◆ Фрагмент текста
..............................

Николай Страхов - Заметки летописца
Ну можетъ ли послѣ этого быть у насъ демократія, или другая какая нибудь атія? Конечно, иностранцы смотрятъ на насъ иначе. Но иностранцы мѣряютъ насъ на свой аршинъ: имъ многое непонятно въ нашей жизни, точно такъ какъ нашимъ доморощенымъ иностранцамъ непонятно то, что у насъ нѣтъ и не можетъ быть тѣхъ явленій, которыя существуютъ на Западѣ. Мы часто сами извращаемъ смыслъ нашихъ коренныхъ явленій, называя ихъ иностранными кличками. Не понимая сущности дѣла, мы наше царелюбивое земство называемъ демократическимъ, и тѣмъ навязываемъ ему разныя антагонизмы, которыхъ въ немъ вовсе нѣтъ и не будетъ. Въ самомъ дѣлѣ, развѣ все наше земство, вся наша почва, если уже вамъ такъ нравится это слово, не благоговѣетъ передъ своимъ великодушнымъ царемъ? Развѣ явленія, которыя воочію совершались и совершаются округъ насъ, не могли еще убѣдить, что ни демократіи, ни демократовъ у васъ нѣтъ и не было, кромѣ, пожалуй, той небольшой кучки людей, которая мыслитъ но чужимъ книжкамъ! Но это «воздушныя явленія». О нихъ смотри ниже.

..............................

◆ Набор заданий
1. Выпишите из отрывка о земстве и демократии все слова с корнем «демократ» в той форме, в какой они стоят в тексте.
2. Напишите продолжение отрывка о земстве и демократии, начиная сразу после его последнего предложения.

(Извлечённые записи данных)
..............................

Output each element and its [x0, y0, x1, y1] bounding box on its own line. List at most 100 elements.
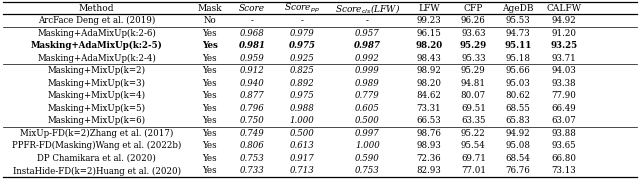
- Text: 93.63: 93.63: [461, 29, 486, 38]
- Text: Yes: Yes: [202, 91, 217, 100]
- Text: 95.33: 95.33: [461, 54, 486, 63]
- Text: 0.997: 0.997: [355, 129, 380, 138]
- Text: Mask: Mask: [198, 4, 222, 13]
- Text: Yes: Yes: [202, 129, 217, 138]
- Text: Masking+MixUp(k=3): Masking+MixUp(k=3): [47, 79, 146, 88]
- Text: 96.26: 96.26: [461, 16, 486, 25]
- Text: 76.76: 76.76: [506, 166, 531, 175]
- Text: 0.749: 0.749: [240, 129, 264, 138]
- Text: Yes: Yes: [202, 66, 217, 75]
- Text: 95.66: 95.66: [506, 66, 531, 75]
- Text: 93.71: 93.71: [551, 54, 576, 63]
- Text: Score: Score: [239, 4, 265, 13]
- Text: 63.07: 63.07: [551, 116, 576, 125]
- Text: 0.713: 0.713: [289, 166, 314, 175]
- Text: 0.957: 0.957: [355, 29, 380, 38]
- Text: 0.500: 0.500: [289, 129, 314, 138]
- Text: InstaHide-FD(k=2)Huang et al. (2020): InstaHide-FD(k=2)Huang et al. (2020): [13, 166, 180, 175]
- Text: 0.987: 0.987: [354, 41, 381, 50]
- Text: 95.03: 95.03: [506, 79, 531, 88]
- Text: AgeDB: AgeDB: [502, 4, 534, 13]
- Text: Yes: Yes: [202, 79, 217, 88]
- Text: 98.92: 98.92: [417, 66, 442, 75]
- Text: 93.65: 93.65: [551, 141, 576, 150]
- Text: 98.43: 98.43: [417, 54, 442, 63]
- Text: 0.605: 0.605: [355, 104, 380, 113]
- Text: Masking+MixUp(k=2): Masking+MixUp(k=2): [47, 66, 146, 75]
- Text: 63.35: 63.35: [461, 116, 486, 125]
- Text: 91.20: 91.20: [551, 29, 576, 38]
- Text: 0.500: 0.500: [355, 116, 380, 125]
- Text: 94.03: 94.03: [551, 66, 576, 75]
- Text: 72.36: 72.36: [417, 154, 442, 163]
- Text: 0.979: 0.979: [289, 29, 314, 38]
- Text: 0.912: 0.912: [240, 66, 264, 75]
- Text: 1.000: 1.000: [355, 141, 380, 150]
- Text: 0.825: 0.825: [289, 66, 314, 75]
- Text: 0.753: 0.753: [240, 154, 264, 163]
- Text: 95.53: 95.53: [506, 16, 531, 25]
- Text: Yes: Yes: [202, 141, 217, 150]
- Text: 0.779: 0.779: [355, 91, 380, 100]
- Text: Yes: Yes: [202, 54, 217, 63]
- Text: Masking+AdaMixUp(k:2-4): Masking+AdaMixUp(k:2-4): [37, 54, 156, 63]
- Text: PPFR-FD(Masking)Wang et al. (2022b): PPFR-FD(Masking)Wang et al. (2022b): [12, 141, 181, 150]
- Text: Yes: Yes: [202, 104, 217, 113]
- Text: Masking+AdaMixUp(k:2-6): Masking+AdaMixUp(k:2-6): [37, 29, 156, 38]
- Text: 73.31: 73.31: [417, 104, 442, 113]
- Text: 0.796: 0.796: [240, 104, 264, 113]
- Text: 95.08: 95.08: [506, 141, 531, 150]
- Text: ArcFace Deng et al. (2019): ArcFace Deng et al. (2019): [38, 16, 156, 25]
- Text: DP Chamikara et al. (2020): DP Chamikara et al. (2020): [37, 154, 156, 163]
- Text: Yes: Yes: [202, 154, 217, 163]
- Text: CFP: CFP: [463, 4, 483, 13]
- Text: 0.968: 0.968: [240, 29, 264, 38]
- Text: 98.20: 98.20: [417, 79, 442, 88]
- Text: 94.73: 94.73: [506, 29, 531, 38]
- Text: Yes: Yes: [202, 29, 217, 38]
- Text: Score$_{pp}$: Score$_{pp}$: [284, 1, 320, 15]
- Text: 95.11: 95.11: [504, 41, 532, 50]
- Text: 77.90: 77.90: [551, 91, 576, 100]
- Text: 0.613: 0.613: [289, 141, 314, 150]
- Text: 94.81: 94.81: [461, 79, 486, 88]
- Text: 69.71: 69.71: [461, 154, 486, 163]
- Text: 77.01: 77.01: [461, 166, 486, 175]
- Text: Yes: Yes: [202, 166, 217, 175]
- Text: Yes: Yes: [202, 116, 217, 125]
- Text: 95.54: 95.54: [461, 141, 486, 150]
- Text: Masking+AdaMixUp(k:2-5): Masking+AdaMixUp(k:2-5): [31, 41, 163, 50]
- Text: 0.877: 0.877: [240, 91, 264, 100]
- Text: 93.25: 93.25: [550, 41, 577, 50]
- Text: CALFW: CALFW: [546, 4, 581, 13]
- Text: 0.992: 0.992: [355, 54, 380, 63]
- Text: 95.29: 95.29: [460, 41, 487, 50]
- Text: 98.20: 98.20: [415, 41, 443, 50]
- Text: 94.92: 94.92: [551, 16, 576, 25]
- Text: 73.13: 73.13: [551, 166, 576, 175]
- Text: 0.750: 0.750: [240, 116, 264, 125]
- Text: 69.51: 69.51: [461, 104, 486, 113]
- Text: 0.975: 0.975: [289, 91, 314, 100]
- Text: 0.806: 0.806: [240, 141, 264, 150]
- Text: 0.925: 0.925: [289, 54, 314, 63]
- Text: 93.38: 93.38: [551, 79, 576, 88]
- Text: Masking+MixUp(k=6): Masking+MixUp(k=6): [47, 116, 146, 125]
- Text: 95.18: 95.18: [506, 54, 531, 63]
- Text: 0.988: 0.988: [289, 104, 314, 113]
- Text: -: -: [251, 16, 253, 25]
- Text: MixUp-FD(k=2)Zhang et al. (2017): MixUp-FD(k=2)Zhang et al. (2017): [20, 129, 173, 138]
- Text: 68.55: 68.55: [506, 104, 531, 113]
- Text: 68.54: 68.54: [506, 154, 531, 163]
- Text: 93.88: 93.88: [551, 129, 576, 138]
- Text: 0.975: 0.975: [289, 41, 316, 50]
- Text: 96.15: 96.15: [417, 29, 442, 38]
- Text: 80.62: 80.62: [506, 91, 531, 100]
- Text: 1.000: 1.000: [289, 116, 314, 125]
- Text: 99.23: 99.23: [417, 16, 442, 25]
- Text: 98.93: 98.93: [417, 141, 442, 150]
- Text: 66.49: 66.49: [551, 104, 576, 113]
- Text: 0.892: 0.892: [289, 79, 314, 88]
- Text: 0.917: 0.917: [289, 154, 314, 163]
- Text: 0.989: 0.989: [355, 79, 380, 88]
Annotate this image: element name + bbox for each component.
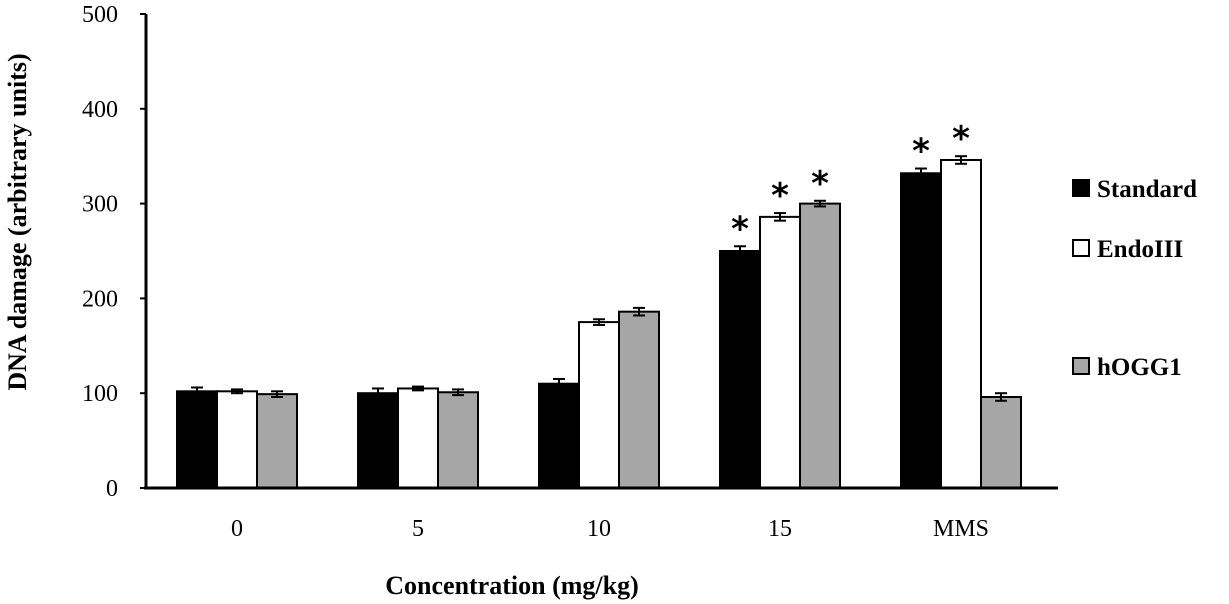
bar-hogg1 bbox=[256, 393, 298, 490]
significance-star: * bbox=[771, 176, 789, 216]
x-tick-label: 0 bbox=[231, 516, 243, 542]
significance-star: * bbox=[952, 119, 970, 159]
bar-standard bbox=[538, 382, 580, 489]
x-axis-title: Concentration (mg/kg) bbox=[385, 571, 638, 600]
bar-hogg1 bbox=[618, 310, 660, 489]
y-tick-label: 0 bbox=[106, 476, 118, 502]
legend: Standard EndoIII hOGG1 bbox=[1072, 176, 1197, 381]
x-tick-labels: 0 5 10 15 MMS bbox=[231, 516, 989, 542]
legend-label-endoiii: EndoIII bbox=[1097, 236, 1183, 263]
bars-group bbox=[176, 155, 1022, 490]
significance-group: * * * * * bbox=[731, 119, 970, 249]
y-tick-label: 200 bbox=[82, 286, 118, 312]
x-tick-label: 5 bbox=[412, 516, 424, 542]
bar-hogg1 bbox=[799, 202, 841, 489]
bar-standard bbox=[176, 390, 218, 489]
legend-swatch-hogg1 bbox=[1072, 357, 1090, 375]
y-tick-label: 400 bbox=[82, 97, 118, 123]
bar-endoiii bbox=[397, 387, 439, 489]
significance-star: * bbox=[811, 164, 829, 204]
bar-hogg1 bbox=[437, 391, 479, 490]
x-tick-label: MMS bbox=[933, 516, 989, 542]
legend-swatch-standard bbox=[1072, 179, 1090, 197]
y-axis-title: DNA damage (arbitrary units) bbox=[3, 53, 32, 390]
bar-standard bbox=[719, 250, 761, 489]
x-tick-label: 15 bbox=[768, 516, 792, 542]
bar-endoiii bbox=[216, 390, 258, 489]
y-tick-labels: 0 100 200 300 400 500 bbox=[82, 2, 146, 502]
legend-label-hogg1: hOGG1 bbox=[1097, 354, 1182, 381]
bar-endoiii bbox=[759, 215, 801, 489]
bar-endoiii bbox=[578, 321, 620, 489]
bar-hogg1 bbox=[980, 395, 1022, 490]
y-tick-label: 500 bbox=[82, 2, 118, 28]
x-tick-label: 10 bbox=[587, 516, 611, 542]
y-tick-label: 300 bbox=[82, 192, 118, 218]
bar-endoiii bbox=[940, 158, 982, 489]
bar-standard bbox=[900, 172, 942, 489]
legend-swatch-endoiii bbox=[1072, 239, 1090, 257]
bar-standard bbox=[357, 392, 399, 490]
significance-star: * bbox=[912, 132, 930, 172]
y-tick-label: 100 bbox=[82, 381, 118, 407]
significance-star: * bbox=[731, 209, 749, 249]
legend-label-standard: Standard bbox=[1097, 176, 1197, 203]
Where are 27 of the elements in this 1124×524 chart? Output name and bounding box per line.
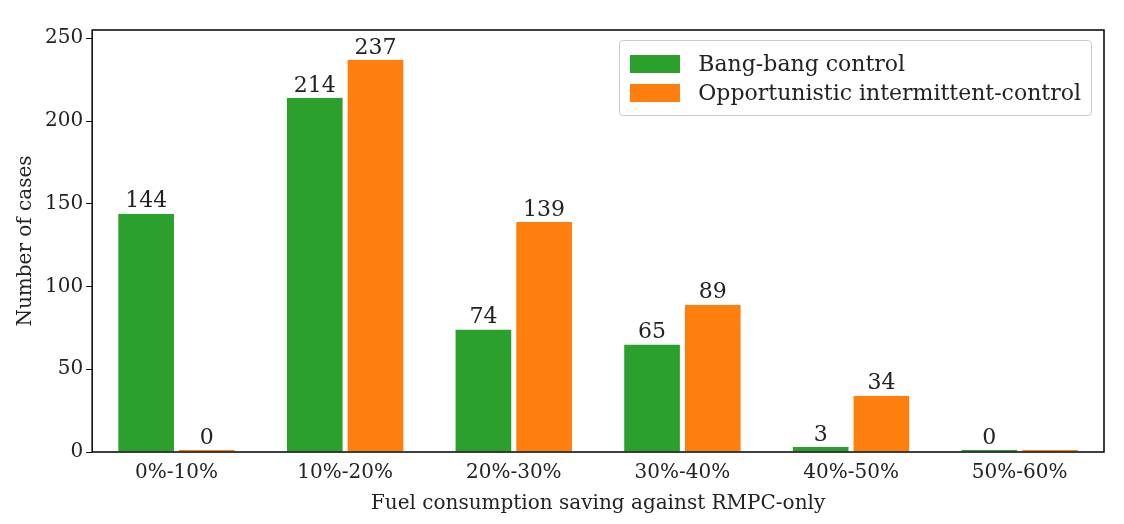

..............................

◆ Решённые задания
1. демократія, демократическимъ, демократіи, демократовъ

2.
Другой примѣръ того же злокачественнаго и, кажется, едва ли излѣчимаго недоразумѣнія, которымъ страдаетъ «Современникъ», представилъ намъ недавно г. Лонгиновъ. О г. Скарятинѣ мы уже и не говоримъ; такъ громко говоритъ за себя каждая его строка. Но г. Лонгиновъ, тотъ самый г. Михаилъ Лонгиновъ, который прилежнѣйшимъ образомъ слѣдитъ за литературою и знакомъ со всѣми ея былыми тайнами, вотъ какъ онъ толкуетъ о нѣкоторыхъ ея современныхъ настроеніяхъ. («Моск. Вѣд.», № 81).
«У насъ все толкуютъ объ уваженіи и любви къ народу. Но какъ понимаютъ эти слова?»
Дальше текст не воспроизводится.